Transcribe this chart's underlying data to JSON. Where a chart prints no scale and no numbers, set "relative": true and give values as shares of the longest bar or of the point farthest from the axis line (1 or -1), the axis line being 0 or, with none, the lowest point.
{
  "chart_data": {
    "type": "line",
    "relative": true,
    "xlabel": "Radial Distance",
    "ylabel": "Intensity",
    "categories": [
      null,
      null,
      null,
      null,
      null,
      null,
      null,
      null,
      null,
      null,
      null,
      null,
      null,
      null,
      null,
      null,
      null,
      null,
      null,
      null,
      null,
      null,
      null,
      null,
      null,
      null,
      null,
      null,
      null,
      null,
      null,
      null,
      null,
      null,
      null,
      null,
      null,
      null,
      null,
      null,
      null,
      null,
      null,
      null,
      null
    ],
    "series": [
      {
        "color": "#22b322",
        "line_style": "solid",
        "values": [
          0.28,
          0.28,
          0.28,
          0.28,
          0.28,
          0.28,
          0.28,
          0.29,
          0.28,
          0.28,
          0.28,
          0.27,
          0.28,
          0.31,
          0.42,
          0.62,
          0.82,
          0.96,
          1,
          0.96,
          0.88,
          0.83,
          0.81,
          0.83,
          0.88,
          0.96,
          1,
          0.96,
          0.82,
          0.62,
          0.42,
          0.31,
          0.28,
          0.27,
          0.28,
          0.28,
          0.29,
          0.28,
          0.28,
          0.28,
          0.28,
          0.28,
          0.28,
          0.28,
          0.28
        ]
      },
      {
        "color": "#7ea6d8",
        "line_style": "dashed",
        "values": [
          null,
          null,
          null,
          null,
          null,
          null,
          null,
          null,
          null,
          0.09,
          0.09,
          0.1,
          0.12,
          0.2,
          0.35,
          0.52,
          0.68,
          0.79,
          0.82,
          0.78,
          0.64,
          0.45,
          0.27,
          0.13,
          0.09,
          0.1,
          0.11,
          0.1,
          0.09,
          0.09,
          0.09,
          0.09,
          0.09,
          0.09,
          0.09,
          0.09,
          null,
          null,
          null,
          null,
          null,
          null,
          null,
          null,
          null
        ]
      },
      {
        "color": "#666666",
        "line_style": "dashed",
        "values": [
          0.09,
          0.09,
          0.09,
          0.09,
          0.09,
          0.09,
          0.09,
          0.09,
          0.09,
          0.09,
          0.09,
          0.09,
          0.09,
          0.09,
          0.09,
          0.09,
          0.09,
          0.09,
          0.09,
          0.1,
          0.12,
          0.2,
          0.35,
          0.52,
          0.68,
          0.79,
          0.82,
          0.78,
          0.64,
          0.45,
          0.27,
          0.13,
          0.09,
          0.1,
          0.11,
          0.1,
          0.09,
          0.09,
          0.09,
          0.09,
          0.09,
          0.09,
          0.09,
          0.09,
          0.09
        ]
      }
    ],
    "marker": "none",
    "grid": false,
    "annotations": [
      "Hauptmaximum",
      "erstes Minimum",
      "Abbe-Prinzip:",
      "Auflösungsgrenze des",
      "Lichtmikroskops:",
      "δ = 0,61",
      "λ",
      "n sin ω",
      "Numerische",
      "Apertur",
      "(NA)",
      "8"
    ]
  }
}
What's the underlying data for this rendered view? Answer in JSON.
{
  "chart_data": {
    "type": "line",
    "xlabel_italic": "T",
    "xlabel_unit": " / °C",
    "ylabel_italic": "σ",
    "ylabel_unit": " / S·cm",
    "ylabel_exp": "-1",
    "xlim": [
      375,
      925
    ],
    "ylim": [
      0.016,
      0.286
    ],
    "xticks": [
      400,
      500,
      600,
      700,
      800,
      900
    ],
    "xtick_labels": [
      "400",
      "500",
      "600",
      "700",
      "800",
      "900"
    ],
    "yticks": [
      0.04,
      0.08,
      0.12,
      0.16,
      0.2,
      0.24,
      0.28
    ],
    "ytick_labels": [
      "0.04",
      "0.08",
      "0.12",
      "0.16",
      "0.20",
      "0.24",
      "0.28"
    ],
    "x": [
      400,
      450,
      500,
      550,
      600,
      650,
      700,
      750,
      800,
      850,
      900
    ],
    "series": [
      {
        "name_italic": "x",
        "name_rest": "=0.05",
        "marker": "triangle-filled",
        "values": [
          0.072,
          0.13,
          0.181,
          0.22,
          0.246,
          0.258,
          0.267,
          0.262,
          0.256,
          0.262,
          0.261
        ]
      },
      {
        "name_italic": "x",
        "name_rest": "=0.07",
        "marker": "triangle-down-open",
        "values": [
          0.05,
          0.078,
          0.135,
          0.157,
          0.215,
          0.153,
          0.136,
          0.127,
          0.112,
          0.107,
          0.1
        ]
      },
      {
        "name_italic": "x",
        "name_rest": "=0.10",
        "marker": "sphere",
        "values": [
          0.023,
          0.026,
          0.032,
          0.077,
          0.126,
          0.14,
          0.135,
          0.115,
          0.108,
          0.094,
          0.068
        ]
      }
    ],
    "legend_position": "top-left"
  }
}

:::

TASK BRIEF: Using the listing above, retype each line exactly.

THE RESULT:
Transcribe this chart's underlying data to JSON. Where a chart prints no scale and no numbers, set "relative": true and give values as shares of the longest bar or of the point farthest from the axis line (1 or -1), the axis line being 0 or, with none, the lowest point.
{
  "chart_data": {
    "type": "line",
    "relative": true,
    "xlabel": "Radial Distance",
    "ylabel": "Intensity",
    "categories": [
      null,
      null,
      null,
      null,
      null,
      null,
      null,
      null,
      null,
      null,
      null,
      null,
      null,
      null,
      null,
      null,
      null,
      null,
      null,
      null,
      null,
      null,
      null,
      null,
      null,
      null,
      null,
      null,
      null,
      null,
      null,
      null,
      null,
      null,
      null,
      null,
      null,
      null,
      null,
      null,
      null,
      null,
      null,
      null,
      null
    ],
    "series": [
      {
        "color": "#22b322",
        "line_style": "solid",
        "values": [
          0.28,
          0.28,
          0.28,
          0.28,
          0.28,
          0.28,
          0.28,
          0.29,
          0.28,
          0.28,
          0.28,
          0.27,
          0.28,
          0.31,
          0.42,
          0.62,
          0.82,
          0.96,
          1,
          0.96,
          0.88,
          0.83,
          0.81,
          0.83,
          0.88,
          0.96,
          1,
          0.96,
          0.82,
          0.62,
          0.42,
          0.31,
          0.28,
          0.27,
          0.28,
          0.28,
          0.29,
          0.28,
          0.28,
          0.28,
          0.28,
          0.28,
          0.28,
          0.28,
          0.28
        ]
      },
      {
        "color": "#7ea6d8",
        "line_style": "dashed",
        "values": [
          null,
          null,
          null,
          null,
          null,
          null,
          null,
          null,
          null,
          0.09,
          0.09,
          0.1,
          0.12,
          0.2,
          0.35,
          0.52,
          0.68,
          0.79,
          0.82,
          0.78,
          0.64,
          0.45,
          0.27,
          0.13,
          0.09,
          0.1,
          0.11,
          0.1,
          0.09,
          0.09,
          0.09,
          0.09,
          0.09,
          0.09,
          0.09,
          0.09,
          null,
          null,
          null,
          null,
          null,
          null,
          null,
          null,
          null
        ]
      },
      {
        "color": "#666666",
        "line_style": "dashed",
        "values": [
          0.09,
          0.09,
          0.09,
          0.09,
          0.09,
          0.09,
          0.09,
          0.09,
          0.09,
          0.09,
          0.09,
          0.09,
          0.09,
          0.09,
          0.09,
          0.09,
          0.09,
          0.09,
          0.09,
          0.1,
          0.12,
          0.2,
          0.35,
          0.52,
          0.68,
          0.79,
          0.82,
          0.78,
          0.64,
          0.45,
          0.27,
          0.13,
          0.09,
          0.1,
          0.11,
          0.1,
          0.09,
          0.09,
          0.09,
          0.09,
          0.09,
          0.09,
          0.09,
          0.09,
          0.09
        ]
      }
    ],
    "marker": "none",
    "grid": false,
    "annotations": [
      "Hauptmaximum",
      "erstes Minimum",
      "Abbe-Prinzip:",
      "Auflösungsgrenze des",
      "Lichtmikroskops:",
      "δ = 0,61",
      "λ",
      "n sin ω",
      "Numerische",
      "Apertur",
      "(NA)",
      "8"
    ]
  }
}
What's the underlying data for this rendered view? Answer in JSON.
{
  "chart_data": {
    "type": "line",
    "xlabel_italic": "T",
    "xlabel_unit": " / °C",
    "ylabel_italic": "σ",
    "ylabel_unit": " / S·cm",
    "ylabel_exp": "-1",
    "xlim": [
      375,
      925
    ],
    "ylim": [
      0.016,
      0.286
    ],
    "xticks": [
      400,
      500,
      600,
      700,
      800,
      900
    ],
    "xtick_labels": [
      "400",
      "500",
      "600",
      "700",
      "800",
      "900"
    ],
    "yticks": [
      0.04,
      0.08,
      0.12,
      0.16,
      0.2,
      0.24,
      0.28
    ],
    "ytick_labels": [
      "0.04",
      "0.08",
      "0.12",
      "0.16",
      "0.20",
      "0.24",
      "0.28"
    ],
    "x": [
      400,
      450,
      500,
      550,
      600,
      650,
      700,
      750,
      800,
      850,
      900
    ],
    "series": [
      {
        "name_italic": "x",
        "name_rest": "=0.05",
        "marker": "triangle-filled",
        "values": [
          0.072,
          0.13,
          0.181,
          0.22,
          0.246,
          0.258,
          0.267,
          0.262,
          0.256,
          0.262,
          0.261
        ]
      },
      {
        "name_italic": "x",
        "name_rest": "=0.07",
        "marker": "triangle-down-open",
        "values": [
          0.05,
          0.078,
          0.135,
          0.157,
          0.215,
          0.153,
          0.136,
          0.127,
          0.112,
          0.107,
          0.1
        ]
      },
      {
        "name_italic": "x",
        "name_rest": "=0.10",
        "marker": "sphere",
        "values": [
          0.023,
          0.026,
          0.032,
          0.077,
          0.126,
          0.14,
          0.135,
          0.115,
          0.108,
          0.094,
          0.068
        ]
      }
    ],
    "legend_position": "top-left"
  }
}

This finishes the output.